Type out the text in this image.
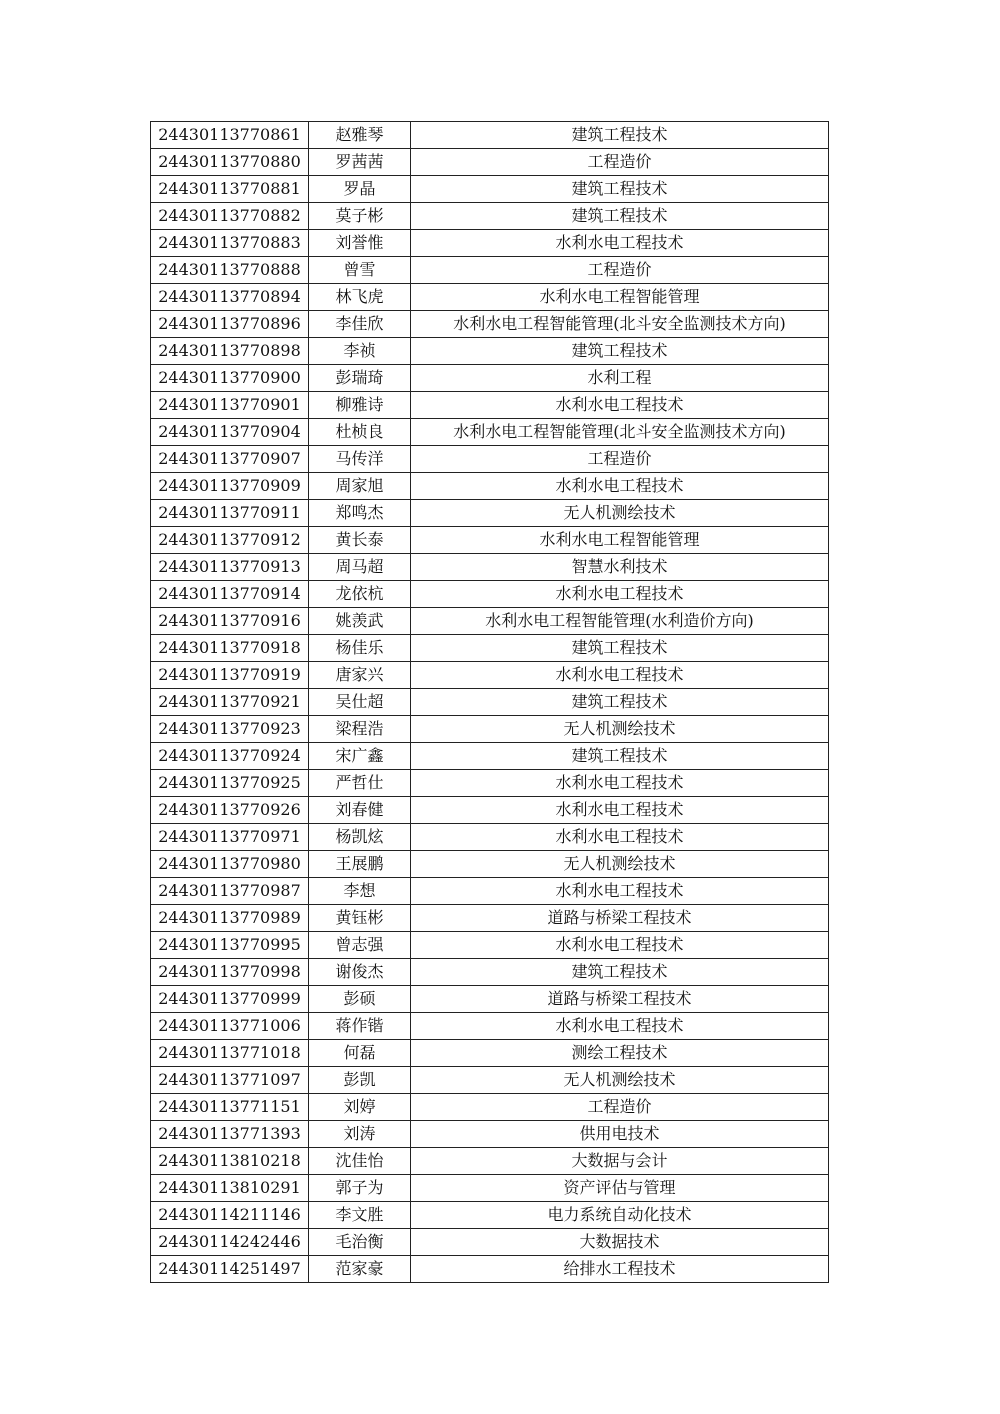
24430113770861	赵雅琴	建筑工程技术
24430113770880	罗茜茜	工程造价
24430113770881	罗晶	建筑工程技术
24430113770882	莫子彬	建筑工程技术
24430113770883	刘誉惟	水利水电工程技术
24430113770888	曾雪	工程造价
24430113770894	林飞虎	水利水电工程智能管理
24430113770896	李佳欣	水利水电工程智能管理(北斗安全监测技术方向)
24430113770898	李祯	建筑工程技术
24430113770900	彭瑞琦	水利工程
24430113770901	柳雅诗	水利水电工程技术
24430113770904	杜桢良	水利水电工程智能管理(北斗安全监测技术方向)
24430113770907	马传洋	工程造价
24430113770909	周家旭	水利水电工程技术
24430113770911	郑鸣杰	无人机测绘技术
24430113770912	黄长泰	水利水电工程智能管理
24430113770913	周马超	智慧水利技术
24430113770914	龙依杭	水利水电工程技术
24430113770916	姚羡武	水利水电工程智能管理(水利造价方向)
24430113770918	杨佳乐	建筑工程技术
24430113770919	唐家兴	水利水电工程技术
24430113770921	吴仕超	建筑工程技术
24430113770923	梁程浩	无人机测绘技术
24430113770924	宋广鑫	建筑工程技术
24430113770925	严哲仕	水利水电工程技术
24430113770926	刘春健	水利水电工程技术
24430113770971	杨凯炫	水利水电工程技术
24430113770980	王展鹏	无人机测绘技术
24430113770987	李想	水利水电工程技术
24430113770989	黄钰彬	道路与桥梁工程技术
24430113770995	曾志强	水利水电工程技术
24430113770998	谢俊杰	建筑工程技术
24430113770999	彭硕	道路与桥梁工程技术
24430113771006	蒋作锴	水利水电工程技术
24430113771018	何磊	测绘工程技术
24430113771097	彭凯	无人机测绘技术
24430113771151	刘婷	工程造价
24430113771393	刘涛	供用电技术
24430113810218	沈佳怡	大数据与会计
24430113810291	郭子为	资产评估与管理
24430114211146	李文胜	电力系统自动化技术
24430114242446	毛治衡	大数据技术
24430114251497	范家豪	给排水工程技术
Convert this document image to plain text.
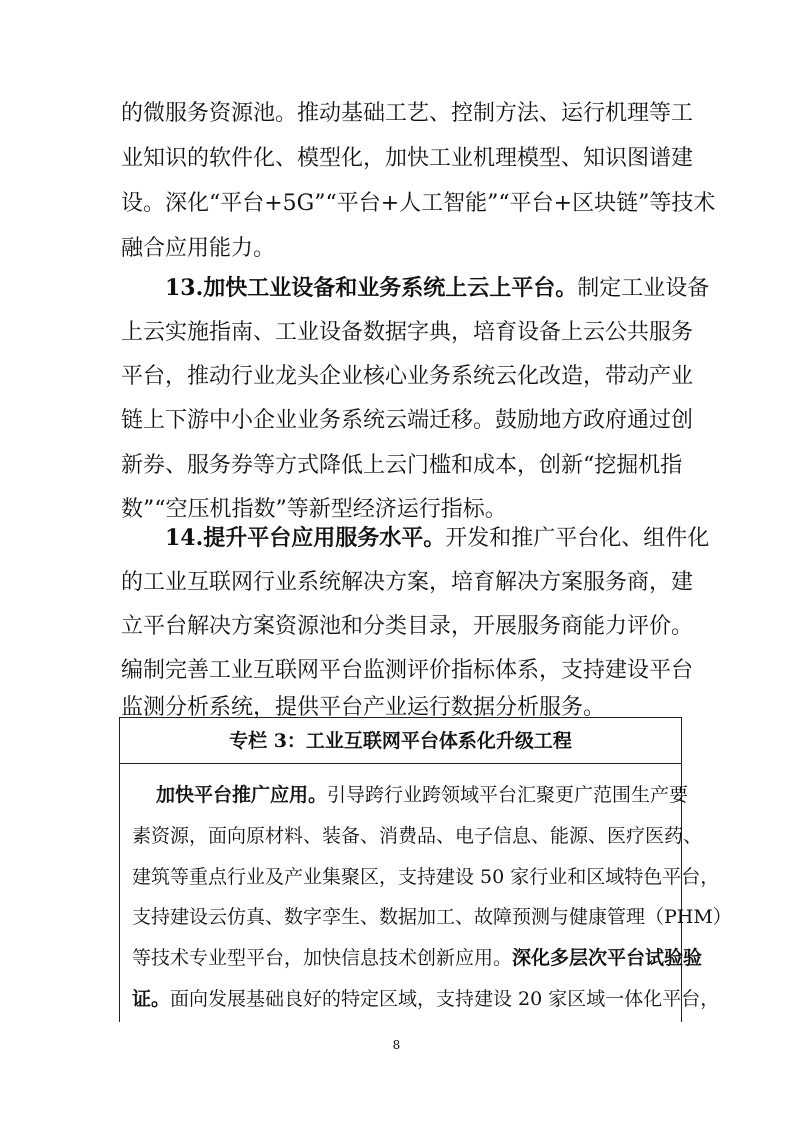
的微服务资源池。推动基础工艺、控制方法、运行机理等工
业知识的软件化、模型化，加快工业机理模型、知识图谱建
设。深化“平台+5G”“平台+人工智能”“平台+区块链”等技术
融合应用能力。
13.加快工业设备和业务系统上云上平台。制定工业设备
上云实施指南、工业设备数据字典，培育设备上云公共服务
平台，推动行业龙头企业核心业务系统云化改造，带动产业
链上下游中小企业业务系统云端迁移。鼓励地方政府通过创
新券、服务券等方式降低上云门槛和成本，创新“挖掘机指
数”“空压机指数”等新型经济运行指标。
14.提升平台应用服务水平。开发和推广平台化、组件化
的工业互联网行业系统解决方案，培育解决方案服务商，建
立平台解决方案资源池和分类目录，开展服务商能力评价。
编制完善工业互联网平台监测评价指标体系，支持建设平台
监测分析系统，提供平台产业运行数据分析服务。
专栏 3：工业互联网平台体系化升级工程
加快平台推广应用。引导跨行业跨领域平台汇聚更广范围生产要
素资源，面向原材料、装备、消费品、电子信息、能源、医疗医药、
建筑等重点行业及产业集聚区，支持建设 50 家行业和区域特色平台，
支持建设云仿真、数字孪生、数据加工、故障预测与健康管理（PHM）
等技术专业型平台，加快信息技术创新应用。深化多层次平台试验验
证。面向发展基础良好的特定区域，支持建设 20 家区域一体化平台，
8
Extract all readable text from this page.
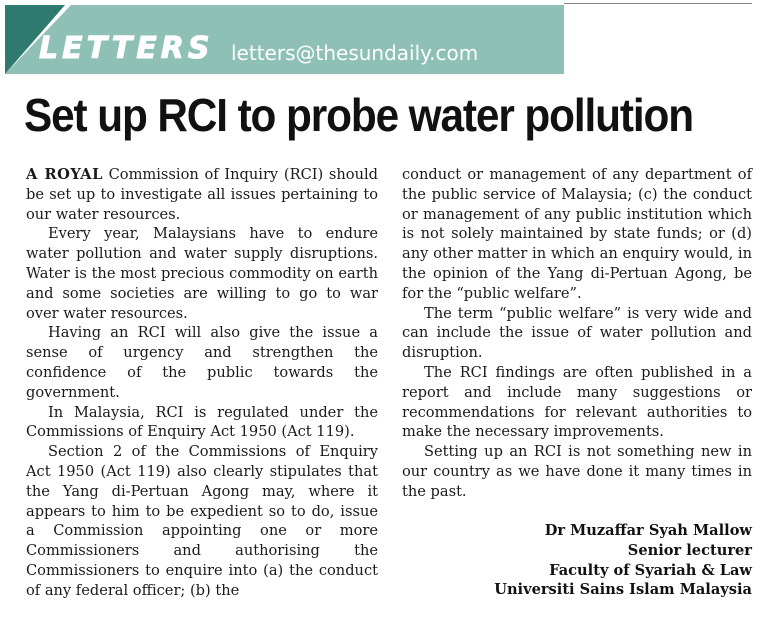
LETTERS letters@thesundaily.com
Set up RCI to probe water pollution

A ROYAL Commission of Inquiry (RCI) should be set up to investigate all issues pertaining to our water resources.

Every year, Malaysians have to endure water pollution and water supply disruptions. Water is the most precious commodity on earth and some societies are willing to go to war over water resources.

Having an RCI will also give the issue a sense of urgency and strengthen the confidence of the public towards the government.

In Malaysia, RCI is regulated under the Commissions of Enquiry Act 1950 (Act 119).

Section 2 of the Commissions of Enquiry Act 1950 (Act 119) also clearly stipulates that the Yang di-Pertuan Agong may, where it appears to him to be expedient so to do, issue a Commission appointing one or more Commissioners and authorising the Commissioners to enquire into (a) the conduct of any federal officer; (b) the

conduct or management of any department of the public service of Malaysia; (c) the conduct or management of any public institution which is not solely maintained by state funds; or (d) any other matter in which an enquiry would, in the opinion of the Yang di-Pertuan Agong, be for the “public welfare”.

The term “public welfare” is very wide and can include the issue of water pollution and disruption.

The RCI findings are often published in a report and include many suggestions or recommendations for relevant authorities to make the necessary improvements.

Setting up an RCI is not something new in our country as we have done it many times in the past.

Dr Muzaffar Syah Mallow
Senior lecturer
Faculty of Syariah & Law
Universiti Sains Islam Malaysia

- [SET EXERCISE]:
With the pictures left out, write out exactly the lines from the line containing "Extract all readable text from this page." through the final line.

- [FULL OUTPUT]:
Extract all readable text from this page.
LETTERS letters@thesundaily.com
Set up RCI to probe water pollution

A ROYAL Commission of Inquiry (RCI) should be set up to investigate all issues pertaining to our water resources.

Every year, Malaysians have to endure water pollution and water supply disruptions. Water is the most precious commodity on earth and some societies are willing to go to war over water resources.

Having an RCI will also give the issue a sense of urgency and strengthen the confidence of the public towards the government.

In Malaysia, RCI is regulated under the Commissions of Enquiry Act 1950 (Act 119).

Section 2 of the Commissions of Enquiry Act 1950 (Act 119) also clearly stipulates that the Yang di-Pertuan Agong may, where it appears to him to be expedient so to do, issue a Commission appointing one or more Commissioners and authorising the Commissioners to enquire into (a) the conduct of any federal officer; (b) the

conduct or management of any department of the public service of Malaysia; (c) the conduct or management of any public institution which is not solely maintained by state funds; or (d) any other matter in which an enquiry would, in the opinion of the Yang di-Pertuan Agong, be for the “public welfare”.

The term “public welfare” is very wide and can include the issue of water pollution and disruption.

The RCI findings are often published in a report and include many suggestions or recommendations for relevant authorities to make the necessary improvements.

Setting up an RCI is not something new in our country as we have done it many times in the past.

Dr Muzaffar Syah Mallow
Senior lecturer
Faculty of Syariah & Law
Universiti Sains Islam Malaysia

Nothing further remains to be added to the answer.